And one of the things that I wanted to pull out were three items for you to tune into in addition to all of the information that we cover. The first is there’s a problem about staying in your lane. We actually really it’s a problem that’s created by staying in your lane and how to fix it.

The second thing is our company exists and is on the edge of something and we’re solving a problem in the world today. So how do we stay? We do that by disrupting ourselves internally.

And a third topic that definitely to listen out for is that a lack of strategic clarity does tangibly, measurably create value erosion. So what can you do about it? Let’s get to the conversation that I’m having with Melanie.

Have you seen a time in the founders and executive teams, founding teams that you’ve been working with in your work, a time where vision wanes?

Melanie Nebar 2:04
That’s a great question. And yes, yes, I have seen that typically when a founder first sets off, quits their job, builds a business because they’ve seen a big problem. They probably have experienced it themselves and they’re out to solve it.

What happens sometimes is the company is successful. Maybe it reached 10 million in revenue. It’s growing nicely and it solved that main problem.

What happens often is that you end up needing to bring in executives that were not a part of the initial period. And I don’t necessarily mean the CEO. I mean, you’re augmenting the team.

Maybe you need a chief revenue officer to think about sales and you need a new chief technical officer and a product officer for the first time. And what can happen when you do that is you can lose a little bit of the magic of that founding team, the folks who had that vision, the passion. And it’s really important that when you bring in those other senior leaders, you don’t lose some of those key members of the team that have been there from the start, because it’s not just the vision of the founder, but it’s also the people who’ve signed on for this vision.

==================================================

# To do
In the interview transcript, what revenue figure does Melanie Nebar give as an example of a company that has become successful?

==================================================

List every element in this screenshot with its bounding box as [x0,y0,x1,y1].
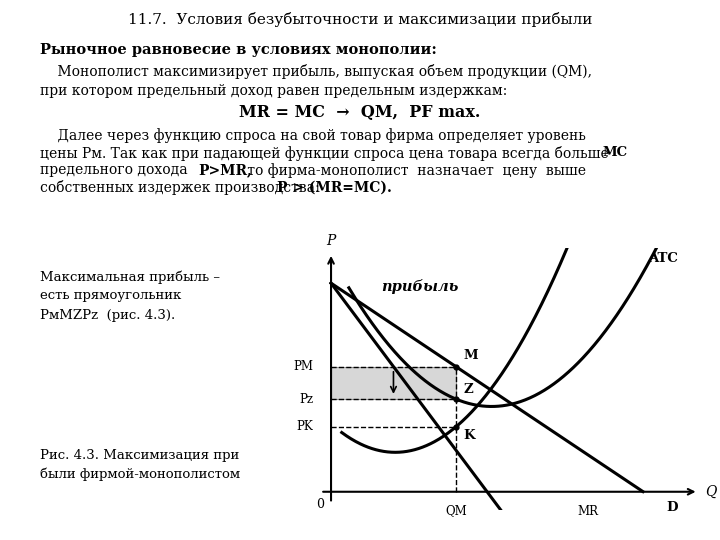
Text: MR = MC  →  QM,  PF max.: MR = MC → QM, PF max. [239,104,481,120]
Text: Монополист максимизирует прибыль, выпуская объем продукции (QM),
при котором пре: Монополист максимизирует прибыль, выпуск… [40,64,592,98]
Bar [331,367,456,399]
Text: PM: PM [293,360,313,373]
Text: P>MR,: P>MR, [198,163,252,177]
Text: цены Рм. Так как при падающей функции спроса цена товара всегда больше: цены Рм. Так как при падающей функции сп… [40,146,608,161]
Text: Далее через функцию спроса на свой товар фирма определяет уровень: Далее через функцию спроса на свой товар… [40,129,585,144]
Text: QM: QM [445,504,467,517]
Text: то фирма-монополист  назначает  цену  выше: то фирма-монополист назначает цену выше [243,163,586,178]
Text: предельного дохода: предельного дохода [40,163,192,177]
Text: MC: MC [602,146,627,159]
Text: D: D [667,501,678,514]
Text: Z: Z [463,382,473,396]
Text: Pz: Pz [300,393,313,406]
Text: K: K [463,429,474,442]
Text: M: M [463,349,477,362]
Text: PK: PK [297,420,313,434]
Text: P: P [326,234,336,248]
Text: Рыночное равновесие в условиях монополии:: Рыночное равновесие в условиях монополии… [40,43,436,57]
Text: прибыль: прибыль [382,279,459,294]
Text: MR: MR [577,504,598,517]
Text: ATC: ATC [649,252,678,265]
Text: 0: 0 [316,498,324,511]
Text: P > (MR=MC).: P > (MR=MC). [277,180,392,194]
Text: Рис. 4.3. Максимизация при
были фирмой-монополистом: Рис. 4.3. Максимизация при были фирмой-м… [40,449,240,481]
Text: Q: Q [706,485,717,499]
Text: собственных издержек производства:: собственных издержек производства: [40,180,323,195]
Text: 11.7.  Условия безубыточности и максимизации прибыли: 11.7. Условия безубыточности и максимиза… [128,12,592,27]
Text: Максимальная прибыль –
есть прямоугольник
РмMZPz  (рис. 4.3).: Максимальная прибыль – есть прямоугольни… [40,270,220,321]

==================================================

# Exercise answer
10 million in revenue.